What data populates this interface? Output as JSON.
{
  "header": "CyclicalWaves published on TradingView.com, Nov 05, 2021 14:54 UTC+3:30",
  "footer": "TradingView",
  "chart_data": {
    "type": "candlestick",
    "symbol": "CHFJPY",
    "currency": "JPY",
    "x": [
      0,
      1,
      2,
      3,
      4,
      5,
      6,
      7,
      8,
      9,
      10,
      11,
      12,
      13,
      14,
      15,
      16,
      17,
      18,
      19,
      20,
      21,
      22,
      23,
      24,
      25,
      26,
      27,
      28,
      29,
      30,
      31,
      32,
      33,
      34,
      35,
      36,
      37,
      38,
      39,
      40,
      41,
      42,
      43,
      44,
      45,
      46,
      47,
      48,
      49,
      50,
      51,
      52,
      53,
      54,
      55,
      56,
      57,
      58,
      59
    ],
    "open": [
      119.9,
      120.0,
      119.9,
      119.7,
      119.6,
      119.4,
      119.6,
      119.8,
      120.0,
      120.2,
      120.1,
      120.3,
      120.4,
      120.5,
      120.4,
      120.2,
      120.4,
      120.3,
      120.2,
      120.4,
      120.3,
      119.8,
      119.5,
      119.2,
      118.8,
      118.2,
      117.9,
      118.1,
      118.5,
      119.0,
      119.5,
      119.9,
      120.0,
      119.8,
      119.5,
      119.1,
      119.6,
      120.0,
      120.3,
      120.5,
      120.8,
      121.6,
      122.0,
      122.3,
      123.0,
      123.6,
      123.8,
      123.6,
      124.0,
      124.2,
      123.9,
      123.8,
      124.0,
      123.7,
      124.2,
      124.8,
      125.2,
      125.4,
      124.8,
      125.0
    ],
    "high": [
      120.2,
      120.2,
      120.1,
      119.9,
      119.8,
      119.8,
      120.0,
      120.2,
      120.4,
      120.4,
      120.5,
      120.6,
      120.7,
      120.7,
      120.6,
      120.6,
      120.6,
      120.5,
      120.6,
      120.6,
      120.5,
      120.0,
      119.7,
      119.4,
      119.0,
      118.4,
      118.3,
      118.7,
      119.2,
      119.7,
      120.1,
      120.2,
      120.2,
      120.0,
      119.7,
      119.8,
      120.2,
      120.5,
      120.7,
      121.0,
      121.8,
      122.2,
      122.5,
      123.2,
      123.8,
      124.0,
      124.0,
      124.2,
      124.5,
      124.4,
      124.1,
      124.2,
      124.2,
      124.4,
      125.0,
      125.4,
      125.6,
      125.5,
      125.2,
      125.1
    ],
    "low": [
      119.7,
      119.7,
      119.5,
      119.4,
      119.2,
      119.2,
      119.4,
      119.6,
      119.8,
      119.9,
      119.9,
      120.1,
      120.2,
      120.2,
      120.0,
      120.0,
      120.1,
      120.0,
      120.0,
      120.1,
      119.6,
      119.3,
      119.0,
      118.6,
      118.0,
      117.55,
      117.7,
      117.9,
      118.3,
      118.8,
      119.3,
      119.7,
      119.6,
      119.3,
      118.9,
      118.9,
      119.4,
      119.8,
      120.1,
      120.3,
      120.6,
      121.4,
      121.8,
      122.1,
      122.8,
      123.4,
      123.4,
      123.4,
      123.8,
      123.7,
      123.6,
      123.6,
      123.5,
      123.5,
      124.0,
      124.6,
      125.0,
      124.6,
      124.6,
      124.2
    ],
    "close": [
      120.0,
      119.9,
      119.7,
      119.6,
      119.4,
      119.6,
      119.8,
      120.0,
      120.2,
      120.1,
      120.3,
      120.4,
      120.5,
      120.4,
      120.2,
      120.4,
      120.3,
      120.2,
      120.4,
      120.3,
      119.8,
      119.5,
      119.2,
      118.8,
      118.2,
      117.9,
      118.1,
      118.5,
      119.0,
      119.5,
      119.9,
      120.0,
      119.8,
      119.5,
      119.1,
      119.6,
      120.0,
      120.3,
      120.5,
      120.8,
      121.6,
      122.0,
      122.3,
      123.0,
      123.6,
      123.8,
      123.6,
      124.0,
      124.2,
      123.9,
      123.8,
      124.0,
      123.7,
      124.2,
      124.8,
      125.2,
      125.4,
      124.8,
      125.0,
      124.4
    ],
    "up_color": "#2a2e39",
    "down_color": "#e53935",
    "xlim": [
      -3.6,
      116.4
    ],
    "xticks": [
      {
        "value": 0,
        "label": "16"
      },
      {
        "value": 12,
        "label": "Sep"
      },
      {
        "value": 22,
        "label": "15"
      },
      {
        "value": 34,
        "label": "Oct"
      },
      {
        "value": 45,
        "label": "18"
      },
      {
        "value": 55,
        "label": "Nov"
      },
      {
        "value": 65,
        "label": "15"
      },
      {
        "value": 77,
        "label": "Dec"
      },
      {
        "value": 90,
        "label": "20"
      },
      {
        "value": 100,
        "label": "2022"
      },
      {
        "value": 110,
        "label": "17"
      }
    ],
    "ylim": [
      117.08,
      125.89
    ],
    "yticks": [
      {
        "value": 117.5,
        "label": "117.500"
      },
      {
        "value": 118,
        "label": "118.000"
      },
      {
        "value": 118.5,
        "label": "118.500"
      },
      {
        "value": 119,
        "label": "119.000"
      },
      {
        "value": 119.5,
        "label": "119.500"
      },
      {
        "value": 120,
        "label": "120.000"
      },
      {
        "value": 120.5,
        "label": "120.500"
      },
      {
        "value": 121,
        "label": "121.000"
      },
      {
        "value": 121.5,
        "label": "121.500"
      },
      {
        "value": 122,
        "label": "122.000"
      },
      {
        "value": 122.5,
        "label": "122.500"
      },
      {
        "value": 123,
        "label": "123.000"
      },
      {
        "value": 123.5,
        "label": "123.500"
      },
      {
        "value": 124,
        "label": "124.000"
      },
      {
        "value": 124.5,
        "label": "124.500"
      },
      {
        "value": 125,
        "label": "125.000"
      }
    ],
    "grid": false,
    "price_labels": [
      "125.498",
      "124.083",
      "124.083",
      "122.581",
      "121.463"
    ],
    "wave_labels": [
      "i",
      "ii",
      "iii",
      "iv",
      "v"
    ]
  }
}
----------
STATED GOAL: Across the data above, how many lines include the word "TradingView"? Give only the count.

FINAL RESULT: 2